#### Work to do:
Repeat every record below exactly as it appears.

[Items from a figure collection]
______________________________

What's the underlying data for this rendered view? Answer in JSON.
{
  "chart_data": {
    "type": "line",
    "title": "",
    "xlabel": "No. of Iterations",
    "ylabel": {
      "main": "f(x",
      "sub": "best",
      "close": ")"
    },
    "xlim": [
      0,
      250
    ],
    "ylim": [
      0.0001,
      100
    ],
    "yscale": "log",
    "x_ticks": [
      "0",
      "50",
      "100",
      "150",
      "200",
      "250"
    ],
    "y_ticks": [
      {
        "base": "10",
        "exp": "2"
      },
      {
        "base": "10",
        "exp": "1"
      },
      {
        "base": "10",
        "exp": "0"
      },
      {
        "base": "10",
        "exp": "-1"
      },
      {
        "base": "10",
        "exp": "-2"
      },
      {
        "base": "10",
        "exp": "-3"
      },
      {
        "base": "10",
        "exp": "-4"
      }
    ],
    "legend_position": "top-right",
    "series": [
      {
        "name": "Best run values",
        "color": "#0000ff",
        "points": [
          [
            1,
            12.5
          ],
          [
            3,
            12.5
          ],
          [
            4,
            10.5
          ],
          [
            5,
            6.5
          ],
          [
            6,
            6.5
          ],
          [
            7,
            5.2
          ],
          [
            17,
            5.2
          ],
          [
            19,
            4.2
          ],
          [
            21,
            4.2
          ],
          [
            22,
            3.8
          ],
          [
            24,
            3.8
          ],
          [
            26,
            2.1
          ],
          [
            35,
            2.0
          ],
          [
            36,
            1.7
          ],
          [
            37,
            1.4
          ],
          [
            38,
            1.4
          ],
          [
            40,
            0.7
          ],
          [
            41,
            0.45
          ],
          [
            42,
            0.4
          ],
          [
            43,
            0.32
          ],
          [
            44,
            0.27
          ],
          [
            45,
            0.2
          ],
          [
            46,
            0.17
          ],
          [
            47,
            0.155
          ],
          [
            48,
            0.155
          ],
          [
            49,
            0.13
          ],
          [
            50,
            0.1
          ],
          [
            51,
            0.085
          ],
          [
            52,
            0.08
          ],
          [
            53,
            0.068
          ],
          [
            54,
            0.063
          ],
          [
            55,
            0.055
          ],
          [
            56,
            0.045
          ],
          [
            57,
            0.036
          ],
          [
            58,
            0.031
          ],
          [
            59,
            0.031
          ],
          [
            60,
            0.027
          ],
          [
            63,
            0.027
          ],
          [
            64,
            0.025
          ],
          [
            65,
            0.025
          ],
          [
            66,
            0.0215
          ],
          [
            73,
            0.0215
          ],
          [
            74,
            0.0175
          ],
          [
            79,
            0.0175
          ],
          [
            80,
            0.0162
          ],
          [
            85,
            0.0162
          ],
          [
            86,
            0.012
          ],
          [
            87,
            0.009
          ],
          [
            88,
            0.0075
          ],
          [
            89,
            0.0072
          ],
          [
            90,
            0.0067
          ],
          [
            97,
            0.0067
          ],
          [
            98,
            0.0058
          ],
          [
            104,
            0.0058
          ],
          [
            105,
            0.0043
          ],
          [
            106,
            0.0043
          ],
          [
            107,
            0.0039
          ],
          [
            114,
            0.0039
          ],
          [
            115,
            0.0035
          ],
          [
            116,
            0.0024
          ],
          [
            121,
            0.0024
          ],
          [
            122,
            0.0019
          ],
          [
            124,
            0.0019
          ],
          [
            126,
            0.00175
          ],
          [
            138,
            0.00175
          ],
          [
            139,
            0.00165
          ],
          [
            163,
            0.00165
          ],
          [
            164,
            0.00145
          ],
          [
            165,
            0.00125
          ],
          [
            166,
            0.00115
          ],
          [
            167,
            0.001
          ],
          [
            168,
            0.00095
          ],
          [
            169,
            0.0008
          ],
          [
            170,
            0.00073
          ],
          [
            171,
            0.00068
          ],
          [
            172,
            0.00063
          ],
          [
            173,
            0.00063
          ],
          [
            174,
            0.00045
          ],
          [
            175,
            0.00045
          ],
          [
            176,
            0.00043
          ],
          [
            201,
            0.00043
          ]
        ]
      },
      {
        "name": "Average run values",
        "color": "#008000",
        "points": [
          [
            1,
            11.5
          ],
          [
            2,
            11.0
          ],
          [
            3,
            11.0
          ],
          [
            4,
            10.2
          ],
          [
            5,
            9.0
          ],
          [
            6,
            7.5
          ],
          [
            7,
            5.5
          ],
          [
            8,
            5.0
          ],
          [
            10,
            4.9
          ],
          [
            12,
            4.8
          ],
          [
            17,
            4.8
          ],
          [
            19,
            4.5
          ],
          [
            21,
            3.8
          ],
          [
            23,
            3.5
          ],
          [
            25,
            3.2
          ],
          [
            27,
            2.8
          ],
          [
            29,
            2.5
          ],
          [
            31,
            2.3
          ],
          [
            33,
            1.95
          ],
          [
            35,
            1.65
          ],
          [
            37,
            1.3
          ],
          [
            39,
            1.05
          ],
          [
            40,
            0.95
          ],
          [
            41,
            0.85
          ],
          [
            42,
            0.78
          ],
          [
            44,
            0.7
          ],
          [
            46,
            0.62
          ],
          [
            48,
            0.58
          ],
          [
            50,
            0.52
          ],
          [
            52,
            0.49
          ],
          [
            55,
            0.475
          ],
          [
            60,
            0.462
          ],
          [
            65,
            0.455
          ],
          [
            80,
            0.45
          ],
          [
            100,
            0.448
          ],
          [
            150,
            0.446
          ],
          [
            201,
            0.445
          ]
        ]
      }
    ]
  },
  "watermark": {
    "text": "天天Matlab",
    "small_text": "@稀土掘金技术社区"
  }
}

______________________________

#### The response:
What's the underlying data for this rendered view? Answer in JSON.
{
  "chart_data": {
    "type": "line",
    "title": "",
    "xlabel": "No. of Iterations",
    "ylabel": {
      "main": "f(x",
      "sub": "best",
      "close": ")"
    },
    "xlim": [
      0,
      250
    ],
    "ylim": [
      0.0001,
      100
    ],
    "yscale": "log",
    "x_ticks": [
      "0",
      "50",
      "100",
      "150",
      "200",
      "250"
    ],
    "y_ticks": [
      {
        "base": "10",
        "exp": "2"
      },
      {
        "base": "10",
        "exp": "1"
      },
      {
        "base": "10",
        "exp": "0"
      },
      {
        "base": "10",
        "exp": "-1"
      },
      {
        "base": "10",
        "exp": "-2"
      },
      {
        "base": "10",
        "exp": "-3"
      },
      {
        "base": "10",
        "exp": "-4"
      }
    ],
    "legend_position": "top-right",
    "series": [
      {
        "name": "Best run values",
        "color": "#0000ff",
        "points": [
          [
            1,
            12.5
          ],
          [
            3,
            12.5
          ],
          [
            4,
            10.5
          ],
          [
            5,
            6.5
          ],
          [
            6,
            6.5
          ],
          [
            7,
            5.2
          ],
          [
            17,
            5.2
          ],
          [
            19,
            4.2
          ],
          [
            21,
            4.2
          ],
          [
            22,
            3.8
          ],
          [
            24,
            3.8
          ],
          [
            26,
            2.1
          ],
          [
            35,
            2.0
          ],
          [
            36,
            1.7
          ],
          [
            37,
            1.4
          ],
          [
            38,
            1.4
          ],
          [
            40,
            0.7
          ],
          [
            41,
            0.45
          ],
          [
            42,
            0.4
          ],
          [
            43,
            0.32
          ],
          [
            44,
            0.27
          ],
          [
            45,
            0.2
          ],
          [
            46,
            0.17
          ],
          [
            47,
            0.155
          ],
          [
            48,
            0.155
          ],
          [
            49,
            0.13
          ],
          [
            50,
            0.1
          ],
          [
            51,
            0.085
          ],
          [
            52,
            0.08
          ],
          [
            53,
            0.068
          ],
          [
            54,
            0.063
          ],
          [
            55,
            0.055
          ],
          [
            56,
            0.045
          ],
          [
            57,
            0.036
          ],
          [
            58,
            0.031
          ],
          [
            59,
            0.031
          ],
          [
            60,
            0.027
          ],
          [
            63,
            0.027
          ],
          [
            64,
            0.025
          ],
          [
            65,
            0.025
          ],
          [
            66,
            0.0215
          ],
          [
            73,
            0.0215
          ],
          [
            74,
            0.0175
          ],
          [
            79,
            0.0175
          ],
          [
            80,
            0.0162
          ],
          [
            85,
            0.0162
          ],
          [
            86,
            0.012
          ],
          [
            87,
            0.009
          ],
          [
            88,
            0.0075
          ],
          [
            89,
            0.0072
          ],
          [
            90,
            0.0067
          ],
          [
            97,
            0.0067
          ],
          [
            98,
            0.0058
          ],
          [
            104,
            0.0058
          ],
          [
            105,
            0.0043
          ],
          [
            106,
            0.0043
          ],
          [
            107,
            0.0039
          ],
          [
            114,
            0.0039
          ],
          [
            115,
            0.0035
          ],
          [
            116,
            0.0024
          ],
          [
            121,
            0.0024
          ],
          [
            122,
            0.0019
          ],
          [
            124,
            0.0019
          ],
          [
            126,
            0.00175
          ],
          [
            138,
            0.00175
          ],
          [
            139,
            0.00165
          ],
          [
            163,
            0.00165
          ],
          [
            164,
            0.00145
          ],
          [
            165,
            0.00125
          ],
          [
            166,
            0.00115
          ],
          [
            167,
            0.001
          ],
          [
            168,
            0.00095
          ],
          [
            169,
            0.0008
          ],
          [
            170,
            0.00073
          ],
          [
            171,
            0.00068
          ],
          [
            172,
            0.00063
          ],
          [
            173,
            0.00063
          ],
          [
            174,
            0.00045
          ],
          [
            175,
            0.00045
          ],
          [
            176,
            0.00043
          ],
          [
            201,
            0.00043
          ]
        ]
      },
      {
        "name": "Average run values",
        "color": "#008000",
        "points": [
          [
            1,
            11.5
          ],
          [
            2,
            11.0
          ],
          [
            3,
            11.0
          ],
          [
            4,
            10.2
          ],
          [
            5,
            9.0
          ],
          [
            6,
            7.5
          ],
          [
            7,
            5.5
          ],
          [
            8,
            5.0
          ],
          [
            10,
            4.9
          ],
          [
            12,
            4.8
          ],
          [
            17,
            4.8
          ],
          [
            19,
            4.5
          ],
          [
            21,
            3.8
          ],
          [
            23,
            3.5
          ],
          [
            25,
            3.2
          ],
          [
            27,
            2.8
          ],
          [
            29,
            2.5
          ],
          [
            31,
            2.3
          ],
          [
            33,
            1.95
          ],
          [
            35,
            1.65
          ],
          [
            37,
            1.3
          ],
          [
            39,
            1.05
          ],
          [
            40,
            0.95
          ],
          [
            41,
            0.85
          ],
          [
            42,
            0.78
          ],
          [
            44,
            0.7
          ],
          [
            46,
            0.62
          ],
          [
            48,
            0.58
          ],
          [
            50,
            0.52
          ],
          [
            52,
            0.49
          ],
          [
            55,
            0.475
          ],
          [
            60,
            0.462
          ],
          [
            65,
            0.455
          ],
          [
            80,
            0.45
          ],
          [
            100,
            0.448
          ],
          [
            150,
            0.446
          ],
          [
            201,
            0.445
          ]
        ]
      }
    ]
  },
  "watermark": {
    "text": "天天Matlab",
    "small_text": "@稀土掘金技术社区"
  }
}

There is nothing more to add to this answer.